--- Stored rows ---

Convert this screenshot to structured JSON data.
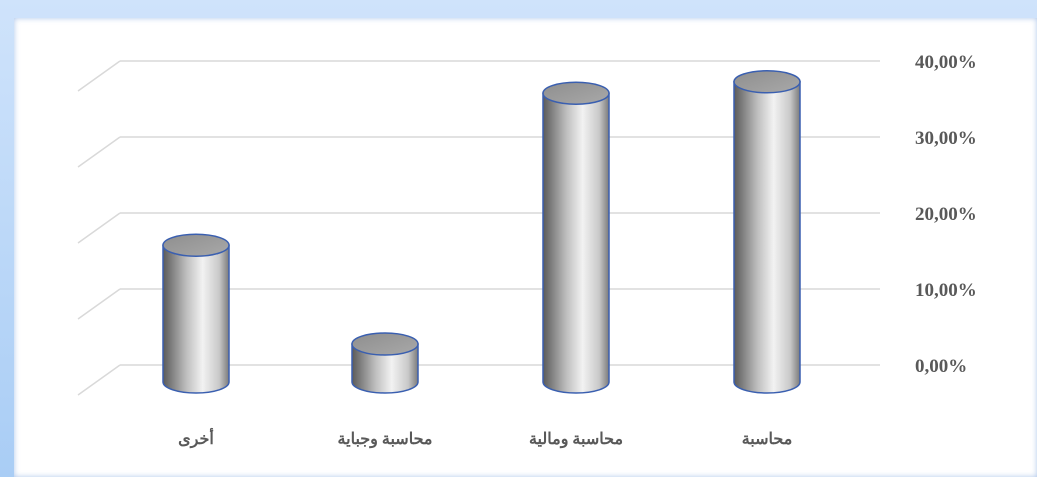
{
  "chart_data": {
    "type": "bar",
    "style": "3d-cylinder",
    "categories": [
      "محاسبة",
      "محاسبة ومالية",
      "محاسبة وجباية",
      "أخرى"
    ],
    "values": [
      39.5,
      38.0,
      5.0,
      18.0
    ],
    "y_ticks": [
      "0,00%",
      "10,00%",
      "20,00%",
      "30,00%",
      "40,00%"
    ],
    "ylim": [
      0,
      40
    ],
    "y_axis_side": "right",
    "grid": true,
    "legend": false,
    "colors": {
      "bar_fill": "#b8b8b8",
      "bar_outline": "#3a5fb0",
      "grid": "#d9d9d9",
      "text": "#595959"
    }
  }
}
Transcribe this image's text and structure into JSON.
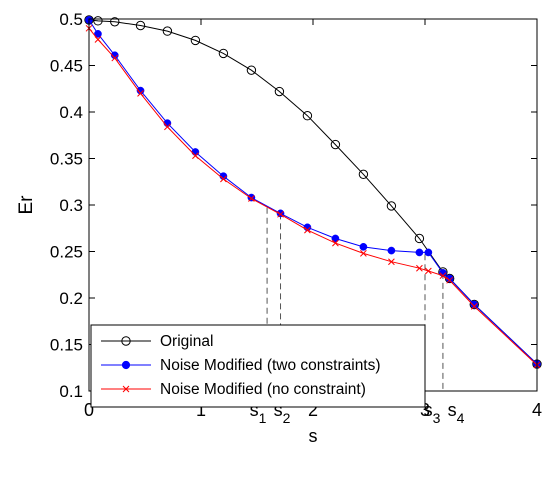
{
  "chart_data": {
    "type": "line",
    "xlabel": "s",
    "ylabel": "Er",
    "xlim": [
      0,
      4
    ],
    "ylim": [
      0.1,
      0.5
    ],
    "xticks": [
      0,
      1,
      2,
      3,
      4
    ],
    "xtick_labels": [
      "0",
      "1",
      "2",
      "3",
      "4"
    ],
    "yticks": [
      0.1,
      0.15,
      0.2,
      0.25,
      0.3,
      0.35,
      0.4,
      0.45,
      0.5
    ],
    "ytick_labels": [
      "0.1",
      "0.15",
      "0.2",
      "0.25",
      "0.3",
      "0.35",
      "0.4",
      "0.45",
      "0.5"
    ],
    "grid": false,
    "legend_position": "bottom-left",
    "s_markers": [
      {
        "label": "s",
        "sub": "1",
        "x": 1.59,
        "y": 0.297
      },
      {
        "label": "s",
        "sub": "2",
        "x": 1.71,
        "y": 0.291
      },
      {
        "label": "s",
        "sub": "3",
        "x": 3.0,
        "y": 0.247
      },
      {
        "label": "s",
        "sub": "4",
        "x": 3.16,
        "y": 0.227
      }
    ],
    "series": [
      {
        "name": "Original",
        "color": "#000000",
        "marker": "open-circle",
        "x": [
          0.0,
          0.08,
          0.23,
          0.46,
          0.7,
          0.95,
          1.2,
          1.45,
          1.7,
          1.95,
          2.2,
          2.45,
          2.7,
          2.95,
          3.16,
          3.22,
          3.44,
          4.0
        ],
        "y": [
          0.499,
          0.498,
          0.497,
          0.493,
          0.487,
          0.477,
          0.463,
          0.445,
          0.422,
          0.396,
          0.365,
          0.333,
          0.299,
          0.264,
          0.228,
          0.221,
          0.193,
          0.129
        ]
      },
      {
        "name": "Noise Modified (two constraints)",
        "color": "#0000ff",
        "marker": "filled-dot",
        "x": [
          0.0,
          0.08,
          0.23,
          0.46,
          0.7,
          0.95,
          1.2,
          1.45,
          1.71,
          1.95,
          2.2,
          2.45,
          2.7,
          2.95,
          3.03,
          3.16,
          3.22,
          3.44,
          4.0
        ],
        "y": [
          0.499,
          0.484,
          0.461,
          0.423,
          0.388,
          0.357,
          0.331,
          0.308,
          0.291,
          0.276,
          0.264,
          0.255,
          0.251,
          0.249,
          0.249,
          0.227,
          0.221,
          0.193,
          0.129
        ]
      },
      {
        "name": "Noise Modified (no constraint)",
        "color": "#ff0000",
        "marker": "x",
        "x": [
          0.0,
          0.08,
          0.23,
          0.46,
          0.7,
          0.95,
          1.2,
          1.45,
          1.71,
          1.95,
          2.2,
          2.45,
          2.7,
          2.95,
          3.03,
          3.16,
          3.22,
          3.44,
          4.0
        ],
        "y": [
          0.49,
          0.478,
          0.458,
          0.42,
          0.384,
          0.353,
          0.328,
          0.307,
          0.29,
          0.273,
          0.259,
          0.248,
          0.239,
          0.232,
          0.229,
          0.224,
          0.219,
          0.191,
          0.128
        ]
      }
    ]
  }
}
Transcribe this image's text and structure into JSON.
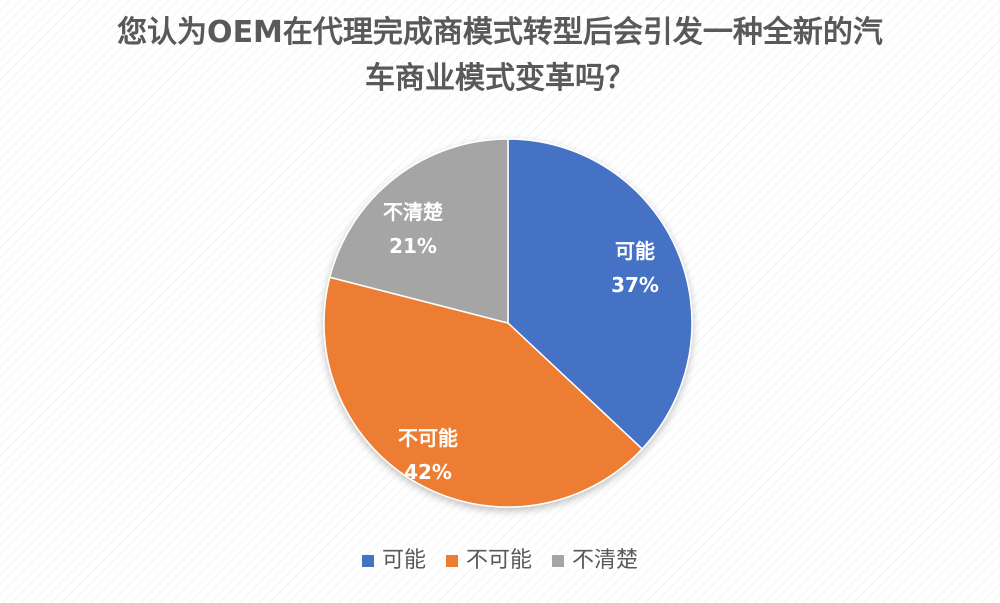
{
  "chart_data": {
    "type": "pie",
    "title_lines": [
      "您认为OEM在代理完成商模式转型后会引发一种全新的汽",
      "车商业模式变革吗？"
    ],
    "categories": [
      "可能",
      "不可能",
      "不清楚"
    ],
    "values": [
      37,
      42,
      21
    ],
    "value_labels": [
      "37%",
      "42%",
      "21%"
    ],
    "colors": [
      "#4472C4",
      "#ED7D31",
      "#A5A5A5"
    ],
    "start": "12 o'clock, clockwise",
    "legend_position": "bottom",
    "grid": false
  }
}
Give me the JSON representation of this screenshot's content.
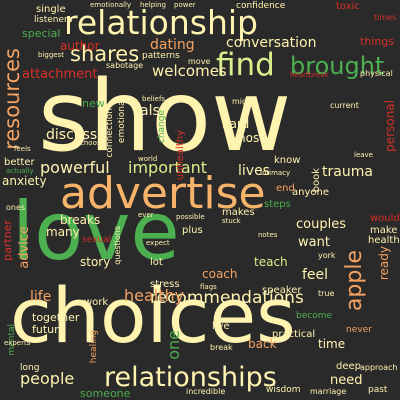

---

**Written task:** Any pictures should be dropped; transcribe the rest of the records above exactly.

**Full answer:**
Convert this screenshot to structured JSON data.
{
  "chart_data": {
    "type": "bar",
    "style": "3d-cylinder",
    "categories": [
      "محاسبة",
      "محاسبة ومالية",
      "محاسبة وجباية",
      "أخرى"
    ],
    "values": [
      39.5,
      38.0,
      5.0,
      18.0
    ],
    "y_ticks": [
      "0,00%",
      "10,00%",
      "20,00%",
      "30,00%",
      "40,00%"
    ],
    "ylim": [
      0,
      40
    ],
    "y_axis_side": "right",
    "grid": true,
    "legend": false,
    "colors": {
      "bar_fill": "#b8b8b8",
      "bar_outline": "#3a5fb0",
      "grid": "#d9d9d9",
      "text": "#595959"
    }
  }
}
Transcribe this image's text and structure into JSON.
{
  "chart_data": {
    "type": "line",
    "xlabel": "s",
    "ylabel": "Er",
    "xlim": [
      0,
      4
    ],
    "ylim": [
      0.1,
      0.5
    ],
    "xticks": [
      0,
      1,
      2,
      3,
      4
    ],
    "xtick_labels": [
      "0",
      "1",
      "2",
      "3",
      "4"
    ],
    "yticks": [
      0.1,
      0.15,
      0.2,
      0.25,
      0.3,
      0.35,
      0.4,
      0.45,
      0.5
    ],
    "ytick_labels": [
      "0.1",
      "0.15",
      "0.2",
      "0.25",
      "0.3",
      "0.35",
      "0.4",
      "0.45",
      "0.5"
    ],
    "grid": false,
    "legend_position": "bottom-left",
    "s_markers": [
      {
        "label": "s",
        "sub": "1",
        "x": 1.59,
        "y": 0.297
      },
      {
        "label": "s",
        "sub": "2",
        "x": 1.71,
        "y": 0.291
      },
      {
        "label": "s",
        "sub": "3",
        "x": 3.0,
        "y": 0.247
      },
      {
        "label": "s",
        "sub": "4",
        "x": 3.16,
        "y": 0.227
      }
    ],
    "series": [
      {
        "name": "Original",
        "color": "#000000",
        "marker": "open-circle",
        "x": [
          0.0,
          0.08,
          0.23,
          0.46,
          0.7,
          0.95,
          1.2,
          1.45,
          1.7,
          1.95,
          2.2,
          2.45,
          2.7,
          2.95,
          3.16,
          3.22,
          3.44,
          4.0
        ],
        "y": [
          0.499,
          0.498,
          0.497,
          0.493,
          0.487,
          0.477,
          0.463,
          0.445,
          0.422,
          0.396,
          0.365,
          0.333,
          0.299,
          0.264,
          0.228,
          0.221,
          0.193,
          0.129
        ]
      },
      {
        "name": "Noise Modified (two constraints)",
        "color": "#0000ff",
        "marker": "filled-dot",
        "x": [
          0.0,
          0.08,
          0.23,
          0.46,
          0.7,
          0.95,
          1.2,
          1.45,
          1.71,
          1.95,
          2.2,
          2.45,
          2.7,
          2.95,
          3.03,
          3.16,
          3.22,
          3.44,
          4.0
        ],
        "y": [
          0.499,
          0.484,
          0.461,
          0.423,
          0.388,
          0.357,
          0.331,
          0.308,
          0.291,
          0.276,
          0.264,
          0.255,
          0.251,
          0.249,
          0.249,
          0.227,
          0.221,
          0.193,
          0.129
        ]
      },
      {
        "name": "Noise Modified (no constraint)",
        "color": "#ff0000",
        "marker": "x",
        "x": [
          0.0,
          0.08,
          0.23,
          0.46,
          0.7,
          0.95,
          1.2,
          1.45,
          1.71,
          1.95,
          2.2,
          2.45,
          2.7,
          2.95,
          3.03,
          3.16,
          3.22,
          3.44,
          4.0
        ],
        "y": [
          0.49,
          0.478,
          0.458,
          0.42,
          0.384,
          0.353,
          0.328,
          0.307,
          0.29,
          0.273,
          0.259,
          0.248,
          0.239,
          0.232,
          0.229,
          0.224,
          0.219,
          0.191,
          0.128
        ]
      }
    ]
  }
}
Transcribe this image's text and structure into JSON.
{
  "chart_data": {
    "type": "pie",
    "title_lines": [
      "您认为OEM在代理完成商模式转型后会引发一种全新的汽",
      "车商业模式变革吗？"
    ],
    "categories": [
      "可能",
      "不可能",
      "不清楚"
    ],
    "values": [
      37,
      42,
      21
    ],
    "value_labels": [
      "37%",
      "42%",
      "21%"
    ],
    "colors": [
      "#4472C4",
      "#ED7D31",
      "#A5A5A5"
    ],
    "start": "12 o'clock, clockwise",
    "legend_position": "bottom",
    "grid": false
  }
}
Give me the JSON representation of this screenshot's content.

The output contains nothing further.